▸ PROBLEMS TO WORK ON:
a) Transcribe, word for word, everything in the reflection on being remembered from "Have you ever" down to "be my legacy?".
b) Extend the reflection on legacy and motherhood, beginning right after its final sentence.

▸ EXCERPT PROVIDED:
►

How do you want to be remembered?

Have you ever really thought about how you want to be remembered? On my journey of raising 3 boys while honoring who I am as more than their mother this is something I think about often. Besides my children what will be my legacy? 


What will people think of when remembering me after I’m gone? It used to haunt me. I used to think about how I would only be remembered as someone's mother and as wonderful of a role it is- it is not ALL that we are. I want to be seen in my entirety I make it a point that my kids know me as an actual person. We share hobbies I talk about emotions I talk about JOY. I don’t strive for perfection because I know it’s some unattainable goalpost that moves constantly.

◄

▸ STORED DATA:
►

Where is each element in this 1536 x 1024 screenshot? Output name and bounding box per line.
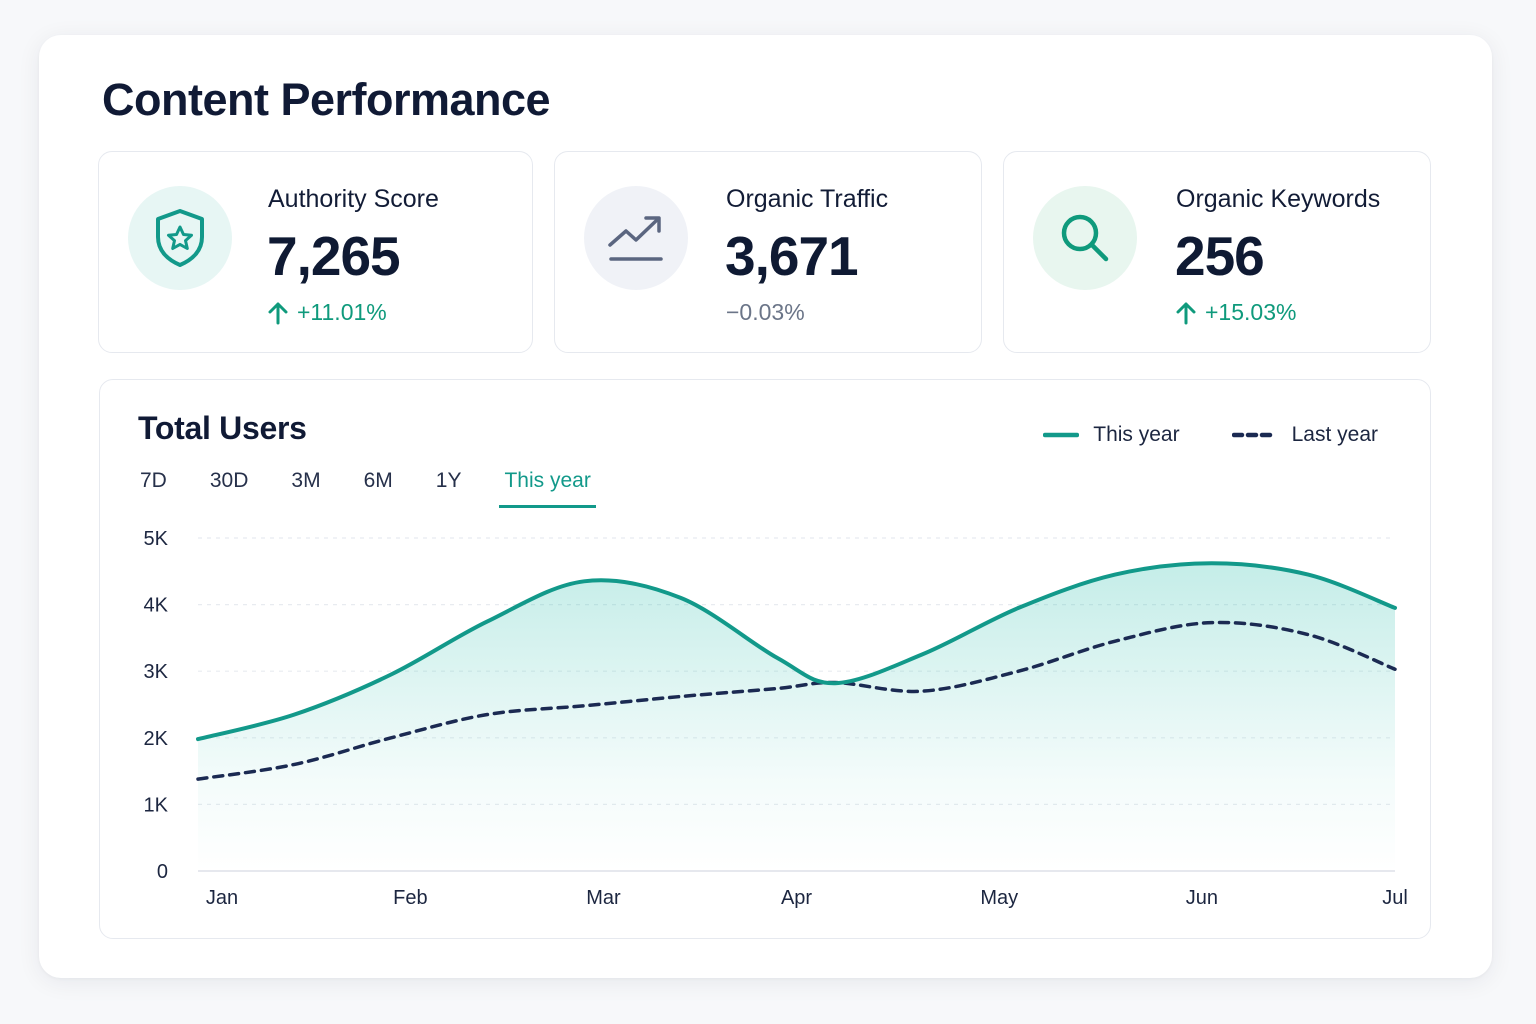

◄

▸ ANSWERS PER TASK:
a)
Have you ever really thought about how you want to be remembered? On my journey of raising 3 boys while honoring who I am as more than their mother this is something I think about often. Besides my children what will be my legacy?

b)
I want to be remembered for the fun I had with family and friends and cursed out for dying because who’s going to bring up odd things no one asked for? I want to give back to the world in a way that is notable I want to be remembered for that most of all! Authentic Joy and the opportunity to assist others in finding that joy drives me at the core of my being I am FREEDOM in human form. I want my boys to know that the women around them are people just like they are and we/they are not meant to purely serve their wants and needs. (I know it sounds a little crazy to some but YES we have personalities too.) Lol, I never want a day to go by when my mothering has brought harm to any of their future partners whomever they might be. Selfishly I strive to be my authentic self for my own advancement I want people to say DAMN your mom was a badass and she helped so many people I know why you came out the way you did and for them to beam with pride and say “yeah I know”. Lol, I want them to know how special my plants are and talk about how they inherited strange variations of my favorites. I want them to know I was in denial for the longest about being a plant mom and eventually accepted my new title after I purchased my first humidifier for a monstera I call “Diva”. I want them to know I prefer gold EVERYTHING and if they dare bring me silver I will kindly say thank you and then ask if they know me followed by “take it back”. I want to be appreciated as a person first then their mother. 



So again I ask how do you want to be remembered? How much thought have you put into it? Here are some journal prompts that may help you if you’re having any trouble with the idea: 



What makes me unique?





What are the values or joys I want to be known for? 





What small actions can I start taking that will shape how I am remembered?





What makes me proud?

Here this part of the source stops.